>>>
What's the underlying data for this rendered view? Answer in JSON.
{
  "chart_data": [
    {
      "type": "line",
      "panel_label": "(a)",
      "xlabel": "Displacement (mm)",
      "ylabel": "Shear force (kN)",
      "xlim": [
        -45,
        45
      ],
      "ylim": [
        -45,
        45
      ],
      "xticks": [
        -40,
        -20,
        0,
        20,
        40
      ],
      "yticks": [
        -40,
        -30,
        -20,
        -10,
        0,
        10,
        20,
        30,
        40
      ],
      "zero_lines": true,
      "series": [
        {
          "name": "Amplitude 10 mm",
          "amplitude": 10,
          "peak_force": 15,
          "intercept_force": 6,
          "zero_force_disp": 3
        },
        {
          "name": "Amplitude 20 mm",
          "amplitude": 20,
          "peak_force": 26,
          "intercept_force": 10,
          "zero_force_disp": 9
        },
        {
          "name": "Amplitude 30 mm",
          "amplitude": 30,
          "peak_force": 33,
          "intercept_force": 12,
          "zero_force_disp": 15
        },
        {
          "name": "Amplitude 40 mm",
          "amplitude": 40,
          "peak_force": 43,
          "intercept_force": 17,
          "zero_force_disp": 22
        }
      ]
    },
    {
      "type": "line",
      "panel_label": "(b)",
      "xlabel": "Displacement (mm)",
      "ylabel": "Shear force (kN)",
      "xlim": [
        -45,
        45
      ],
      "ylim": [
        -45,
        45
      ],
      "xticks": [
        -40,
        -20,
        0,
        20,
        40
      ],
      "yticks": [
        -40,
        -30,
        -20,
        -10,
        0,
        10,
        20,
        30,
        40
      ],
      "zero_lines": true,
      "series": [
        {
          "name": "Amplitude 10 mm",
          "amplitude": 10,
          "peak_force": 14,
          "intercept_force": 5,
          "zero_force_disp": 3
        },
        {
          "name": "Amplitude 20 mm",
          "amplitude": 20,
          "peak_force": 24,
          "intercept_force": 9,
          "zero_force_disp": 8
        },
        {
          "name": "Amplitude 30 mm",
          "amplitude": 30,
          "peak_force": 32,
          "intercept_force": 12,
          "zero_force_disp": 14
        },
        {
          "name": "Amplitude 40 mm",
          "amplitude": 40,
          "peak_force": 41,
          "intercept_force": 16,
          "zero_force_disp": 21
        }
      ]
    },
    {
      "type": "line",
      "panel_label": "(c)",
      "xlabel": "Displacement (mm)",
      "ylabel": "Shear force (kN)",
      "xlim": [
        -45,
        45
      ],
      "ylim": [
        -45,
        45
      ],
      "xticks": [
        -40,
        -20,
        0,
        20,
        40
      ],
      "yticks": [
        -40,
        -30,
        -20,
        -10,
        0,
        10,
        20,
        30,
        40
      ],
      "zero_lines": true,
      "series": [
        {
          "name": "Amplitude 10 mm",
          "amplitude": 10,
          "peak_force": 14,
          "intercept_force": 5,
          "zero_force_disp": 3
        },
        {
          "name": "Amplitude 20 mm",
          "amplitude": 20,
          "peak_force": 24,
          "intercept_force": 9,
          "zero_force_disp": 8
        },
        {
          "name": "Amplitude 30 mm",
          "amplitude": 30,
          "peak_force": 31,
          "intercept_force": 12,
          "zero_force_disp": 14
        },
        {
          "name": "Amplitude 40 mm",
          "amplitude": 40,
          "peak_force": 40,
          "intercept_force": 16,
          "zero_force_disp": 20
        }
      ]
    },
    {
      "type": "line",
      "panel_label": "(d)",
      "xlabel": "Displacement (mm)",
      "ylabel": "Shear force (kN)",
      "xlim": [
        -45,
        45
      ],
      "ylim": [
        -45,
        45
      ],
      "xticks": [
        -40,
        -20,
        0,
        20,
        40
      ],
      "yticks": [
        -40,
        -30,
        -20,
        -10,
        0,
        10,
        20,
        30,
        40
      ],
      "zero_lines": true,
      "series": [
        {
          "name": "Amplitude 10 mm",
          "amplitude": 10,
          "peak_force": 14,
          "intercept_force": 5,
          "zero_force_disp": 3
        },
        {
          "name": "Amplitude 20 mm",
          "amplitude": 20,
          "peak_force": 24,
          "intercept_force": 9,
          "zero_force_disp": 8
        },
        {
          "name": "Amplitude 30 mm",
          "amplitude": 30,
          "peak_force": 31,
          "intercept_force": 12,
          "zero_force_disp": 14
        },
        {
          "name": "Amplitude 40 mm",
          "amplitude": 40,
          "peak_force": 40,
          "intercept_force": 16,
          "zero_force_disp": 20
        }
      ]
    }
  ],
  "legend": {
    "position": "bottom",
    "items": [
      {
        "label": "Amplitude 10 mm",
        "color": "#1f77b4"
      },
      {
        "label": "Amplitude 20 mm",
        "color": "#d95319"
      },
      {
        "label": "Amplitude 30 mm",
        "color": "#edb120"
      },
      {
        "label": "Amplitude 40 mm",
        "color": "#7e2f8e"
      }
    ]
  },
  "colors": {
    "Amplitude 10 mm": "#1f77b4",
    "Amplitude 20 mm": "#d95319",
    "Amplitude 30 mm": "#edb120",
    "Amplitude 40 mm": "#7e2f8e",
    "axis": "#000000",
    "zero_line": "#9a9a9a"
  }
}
<<<
Repeat the data precisely, reproducing every entry.

### TASK RESPONSE
What's the underlying data for this rendered view? Answer in JSON.
{
  "chart_data": [
    {
      "type": "line",
      "panel_label": "(a)",
      "xlabel": "Displacement (mm)",
      "ylabel": "Shear force (kN)",
      "xlim": [
        -45,
        45
      ],
      "ylim": [
        -45,
        45
      ],
      "xticks": [
        -40,
        -20,
        0,
        20,
        40
      ],
      "yticks": [
        -40,
        -30,
        -20,
        -10,
        0,
        10,
        20,
        30,
        40
      ],
      "zero_lines": true,
      "series": [
        {
          "name": "Amplitude 10 mm",
          "amplitude": 10,
          "peak_force": 15,
          "intercept_force": 6,
          "zero_force_disp": 3
        },
        {
          "name": "Amplitude 20 mm",
          "amplitude": 20,
          "peak_force": 26,
          "intercept_force": 10,
          "zero_force_disp": 9
        },
        {
          "name": "Amplitude 30 mm",
          "amplitude": 30,
          "peak_force": 33,
          "intercept_force": 12,
          "zero_force_disp": 15
        },
        {
          "name": "Amplitude 40 mm",
          "amplitude": 40,
          "peak_force": 43,
          "intercept_force": 17,
          "zero_force_disp": 22
        }
      ]
    },
    {
      "type": "line",
      "panel_label": "(b)",
      "xlabel": "Displacement (mm)",
      "ylabel": "Shear force (kN)",
      "xlim": [
        -45,
        45
      ],
      "ylim": [
        -45,
        45
      ],
      "xticks": [
        -40,
        -20,
        0,
        20,
        40
      ],
      "yticks": [
        -40,
        -30,
        -20,
        -10,
        0,
        10,
        20,
        30,
        40
      ],
      "zero_lines": true,
      "series": [
        {
          "name": "Amplitude 10 mm",
          "amplitude": 10,
          "peak_force": 14,
          "intercept_force": 5,
          "zero_force_disp": 3
        },
        {
          "name": "Amplitude 20 mm",
          "amplitude": 20,
          "peak_force": 24,
          "intercept_force": 9,
          "zero_force_disp": 8
        },
        {
          "name": "Amplitude 30 mm",
          "amplitude": 30,
          "peak_force": 32,
          "intercept_force": 12,
          "zero_force_disp": 14
        },
        {
          "name": "Amplitude 40 mm",
          "amplitude": 40,
          "peak_force": 41,
          "intercept_force": 16,
          "zero_force_disp": 21
        }
      ]
    },
    {
      "type": "line",
      "panel_label": "(c)",
      "xlabel": "Displacement (mm)",
      "ylabel": "Shear force (kN)",
      "xlim": [
        -45,
        45
      ],
      "ylim": [
        -45,
        45
      ],
      "xticks": [
        -40,
        -20,
        0,
        20,
        40
      ],
      "yticks": [
        -40,
        -30,
        -20,
        -10,
        0,
        10,
        20,
        30,
        40
      ],
      "zero_lines": true,
      "series": [
        {
          "name": "Amplitude 10 mm",
          "amplitude": 10,
          "peak_force": 14,
          "intercept_force": 5,
          "zero_force_disp": 3
        },
        {
          "name": "Amplitude 20 mm",
          "amplitude": 20,
          "peak_force": 24,
          "intercept_force": 9,
          "zero_force_disp": 8
        },
        {
          "name": "Amplitude 30 mm",
          "amplitude": 30,
          "peak_force": 31,
          "intercept_force": 12,
          "zero_force_disp": 14
        },
        {
          "name": "Amplitude 40 mm",
          "amplitude": 40,
          "peak_force": 40,
          "intercept_force": 16,
          "zero_force_disp": 20
        }
      ]
    },
    {
      "type": "line",
      "panel_label": "(d)",
      "xlabel": "Displacement (mm)",
      "ylabel": "Shear force (kN)",
      "xlim": [
        -45,
        45
      ],
      "ylim": [
        -45,
        45
      ],
      "xticks": [
        -40,
        -20,
        0,
        20,
        40
      ],
      "yticks": [
        -40,
        -30,
        -20,
        -10,
        0,
        10,
        20,
        30,
        40
      ],
      "zero_lines": true,
      "series": [
        {
          "name": "Amplitude 10 mm",
          "amplitude": 10,
          "peak_force": 14,
          "intercept_force": 5,
          "zero_force_disp": 3
        },
        {
          "name": "Amplitude 20 mm",
          "amplitude": 20,
          "peak_force": 24,
          "intercept_force": 9,
          "zero_force_disp": 8
        },
        {
          "name": "Amplitude 30 mm",
          "amplitude": 30,
          "peak_force": 31,
          "intercept_force": 12,
          "zero_force_disp": 14
        },
        {
          "name": "Amplitude 40 mm",
          "amplitude": 40,
          "peak_force": 40,
          "intercept_force": 16,
          "zero_force_disp": 20
        }
      ]
    }
  ],
  "legend": {
    "position": "bottom",
    "items": [
      {
        "label": "Amplitude 10 mm",
        "color": "#1f77b4"
      },
      {
        "label": "Amplitude 20 mm",
        "color": "#d95319"
      },
      {
        "label": "Amplitude 30 mm",
        "color": "#edb120"
      },
      {
        "label": "Amplitude 40 mm",
        "color": "#7e2f8e"
      }
    ]
  },
  "colors": {
    "Amplitude 10 mm": "#1f77b4",
    "Amplitude 20 mm": "#d95319",
    "Amplitude 30 mm": "#edb120",
    "Amplitude 40 mm": "#7e2f8e",
    "axis": "#000000",
    "zero_line": "#9a9a9a"
  }
}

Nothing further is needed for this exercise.